====== Material

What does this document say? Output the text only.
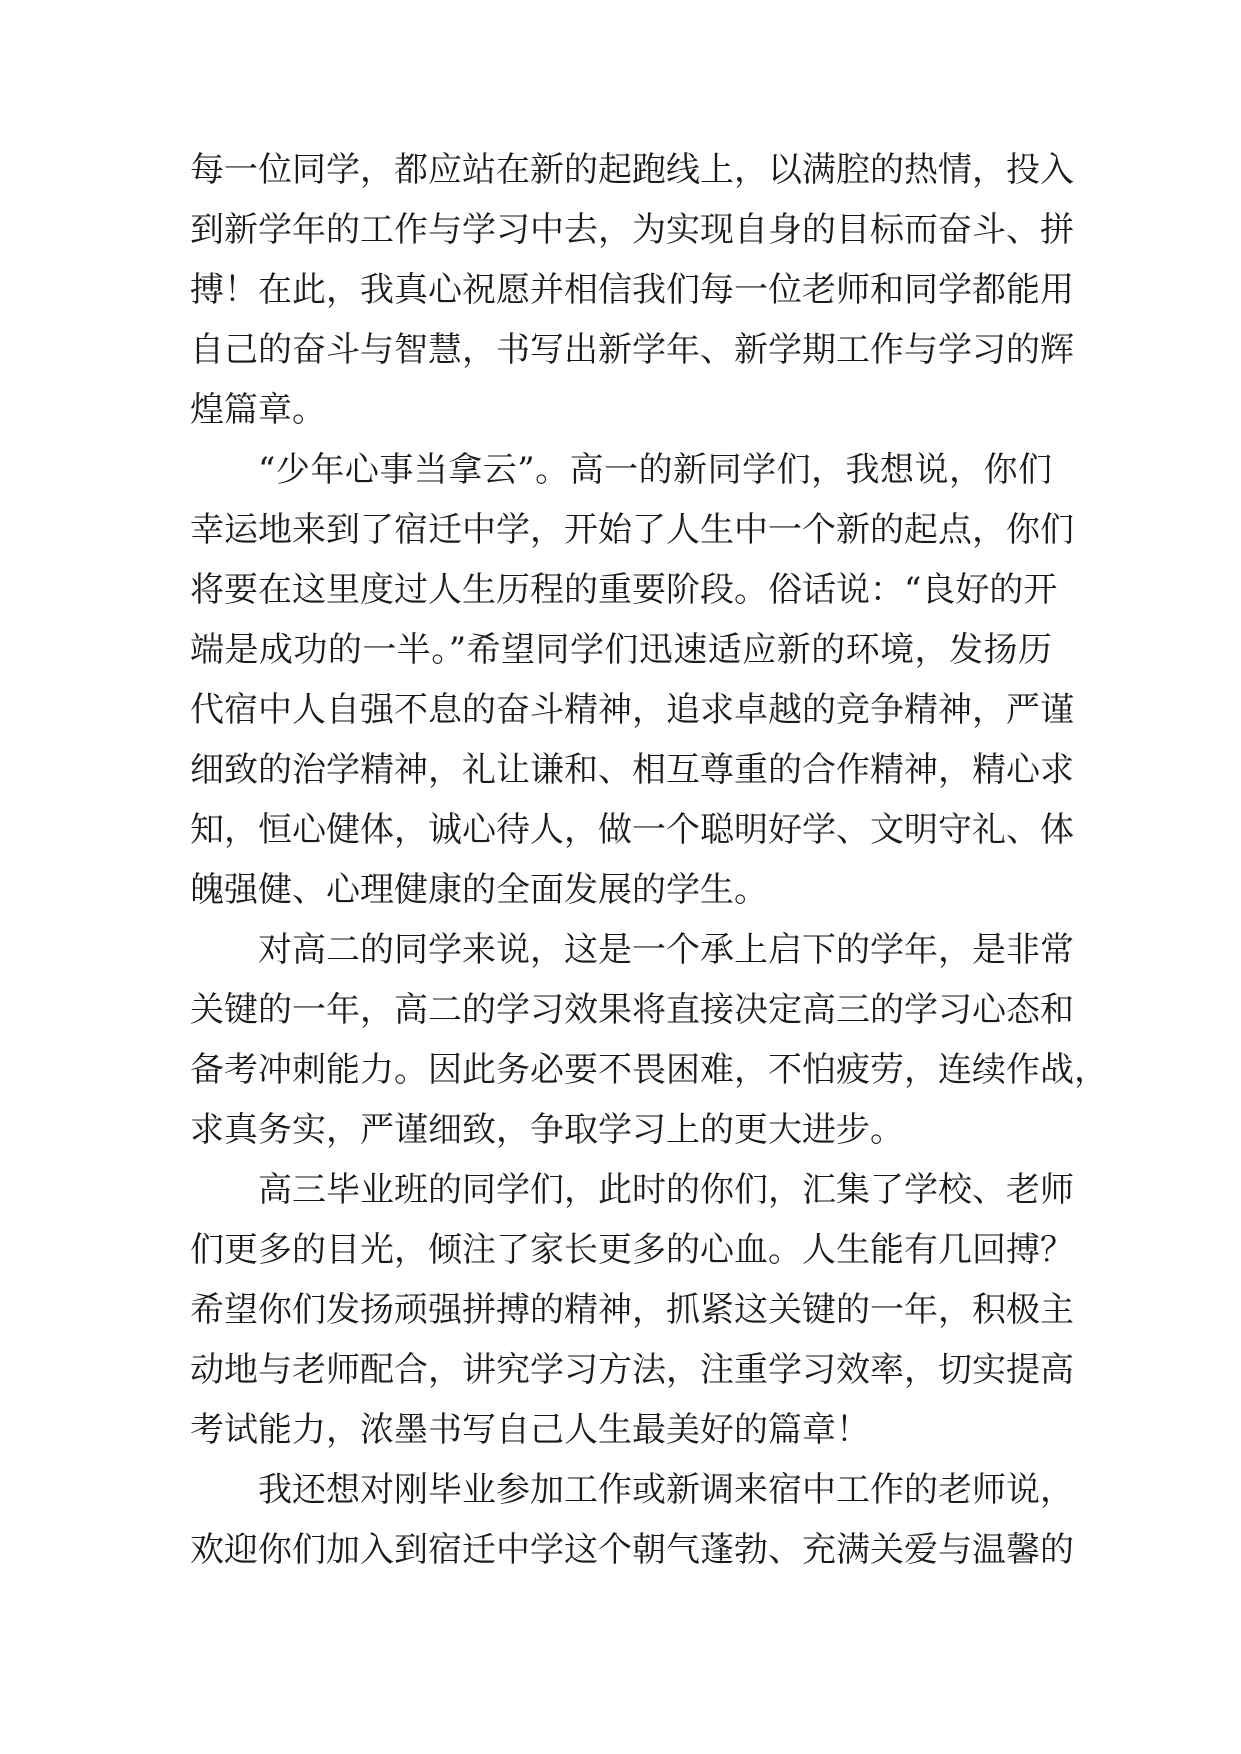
每一位同学，都应站在新的起跑线上，以满腔的热情，投入
到新学年的工作与学习中去，为实现自身的目标而奋斗、拼
搏！在此，我真心祝愿并相信我们每一位老师和同学都能用
自己的奋斗与智慧，书写出新学年、新学期工作与学习的辉
煌篇章。
“少年心事当拿云”。高一的新同学们，我想说，你们
幸运地来到了宿迁中学，开始了人生中一个新的起点，你们
将要在这里度过人生历程的重要阶段。俗话说：“良好的开
端是成功的一半。”希望同学们迅速适应新的环境，发扬历
代宿中人自强不息的奋斗精神，追求卓越的竞争精神，严谨
细致的治学精神，礼让谦和、相互尊重的合作精神，精心求
知，恒心健体，诚心待人，做一个聪明好学、文明守礼、体
魄强健、心理健康的全面发展的学生。
对高二的同学来说，这是一个承上启下的学年，是非常
关键的一年，高二的学习效果将直接决定高三的学习心态和
备考冲刺能力。因此务必要不畏困难，不怕疲劳，连续作战，
求真务实，严谨细致，争取学习上的更大进步。
高三毕业班的同学们，此时的你们，汇集了学校、老师
们更多的目光，倾注了家长更多的心血。人生能有几回搏？
希望你们发扬顽强拼搏的精神，抓紧这关键的一年，积极主
动地与老师配合，讲究学习方法，注重学习效率，切实提高
考试能力，浓墨书写自己人生最美好的篇章！
我还想对刚毕业参加工作或新调来宿中工作的老师说，
欢迎你们加入到宿迁中学这个朝气蓬勃、充满关爱与温馨的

============

__What you need to do__
Copy the entries exactly. Leave out the images.

__Complete answer__
What does this document say? Output the text only.
每一位同学，都应站在新的起跑线上，以满腔的热情，投入
到新学年的工作与学习中去，为实现自身的目标而奋斗、拼
搏！在此，我真心祝愿并相信我们每一位老师和同学都能用
自己的奋斗与智慧，书写出新学年、新学期工作与学习的辉
煌篇章。
“少年心事当拿云”。高一的新同学们，我想说，你们
幸运地来到了宿迁中学，开始了人生中一个新的起点，你们
将要在这里度过人生历程的重要阶段。俗话说：“良好的开
端是成功的一半。”希望同学们迅速适应新的环境，发扬历
代宿中人自强不息的奋斗精神，追求卓越的竞争精神，严谨
细致的治学精神，礼让谦和、相互尊重的合作精神，精心求
知，恒心健体，诚心待人，做一个聪明好学、文明守礼、体
魄强健、心理健康的全面发展的学生。
对高二的同学来说，这是一个承上启下的学年，是非常
关键的一年，高二的学习效果将直接决定高三的学习心态和
备考冲刺能力。因此务必要不畏困难，不怕疲劳，连续作战，
求真务实，严谨细致，争取学习上的更大进步。
高三毕业班的同学们，此时的你们，汇集了学校、老师
们更多的目光，倾注了家长更多的心血。人生能有几回搏？
希望你们发扬顽强拼搏的精神，抓紧这关键的一年，积极主
动地与老师配合，讲究学习方法，注重学习效率，切实提高
考试能力，浓墨书写自己人生最美好的篇章！
我还想对刚毕业参加工作或新调来宿中工作的老师说，
欢迎你们加入到宿迁中学这个朝气蓬勃、充满关爱与温馨的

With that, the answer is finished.